━━ INPUT FOR THIS TASK

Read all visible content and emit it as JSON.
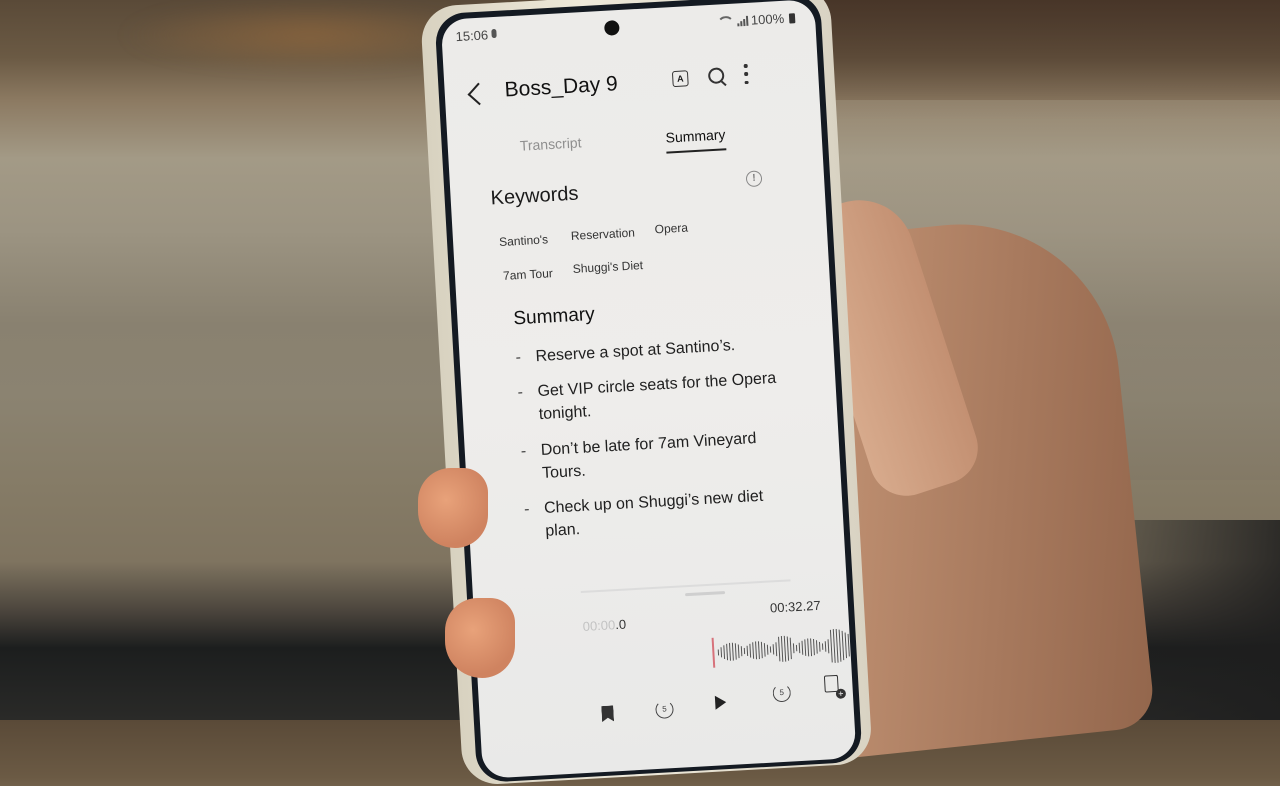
{
  "status_bar": {
    "time": "15:06",
    "battery": "100%"
  },
  "app_bar": {
    "title": "Boss_Day 9",
    "back_icon": "chevron-left-icon",
    "actions": [
      "translate-icon",
      "search-icon",
      "more-vertical-icon"
    ]
  },
  "tabs": [
    {
      "label": "Transcript",
      "active": false
    },
    {
      "label": "Summary",
      "active": true
    }
  ],
  "keywords": {
    "title": "Keywords",
    "info_icon": "info-icon",
    "items": [
      "Santino's",
      "Reservation",
      "Opera",
      "7am Tour",
      "Shuggi's Diet"
    ]
  },
  "summary": {
    "title": "Summary",
    "items": [
      "Reserve a spot at Santino’s.",
      "Get VIP circle seats for the Opera tonight.",
      "Don’t be late for 7am Vineyard Tours.",
      "Check up on Shuggi’s new diet plan."
    ]
  },
  "player": {
    "current_time_dim": "00:00",
    "current_time_em": ".0",
    "total_time": "00:32.27",
    "progress": 0,
    "playhead_color": "#d7727b",
    "controls": [
      "bookmark-icon",
      "rewind-5-icon",
      "play-icon",
      "forward-5-icon",
      "add-bookmark-icon"
    ],
    "rewind_label": "5",
    "forward_label": "5"
  }
}
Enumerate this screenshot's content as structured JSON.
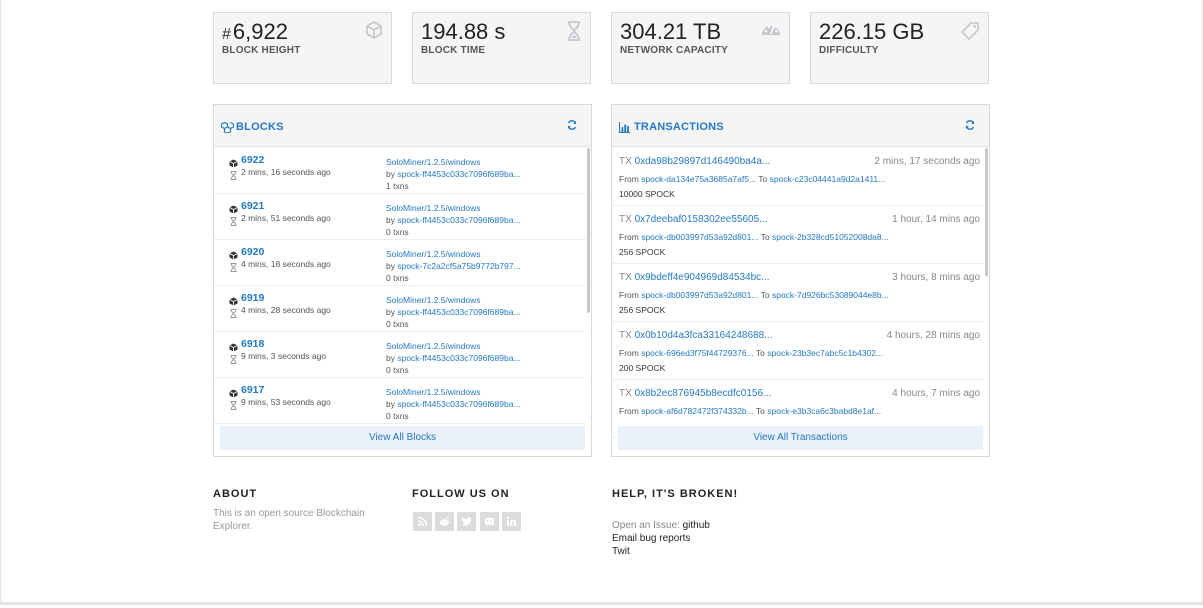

━━━━

## DIRECTIVE:
Pull out each line holding the string "JSON".

## OUTPUT OF THE EXERCISE:
Read all visible content and emit it as JSON.
Enumerate this screenshot's content as structured JSON.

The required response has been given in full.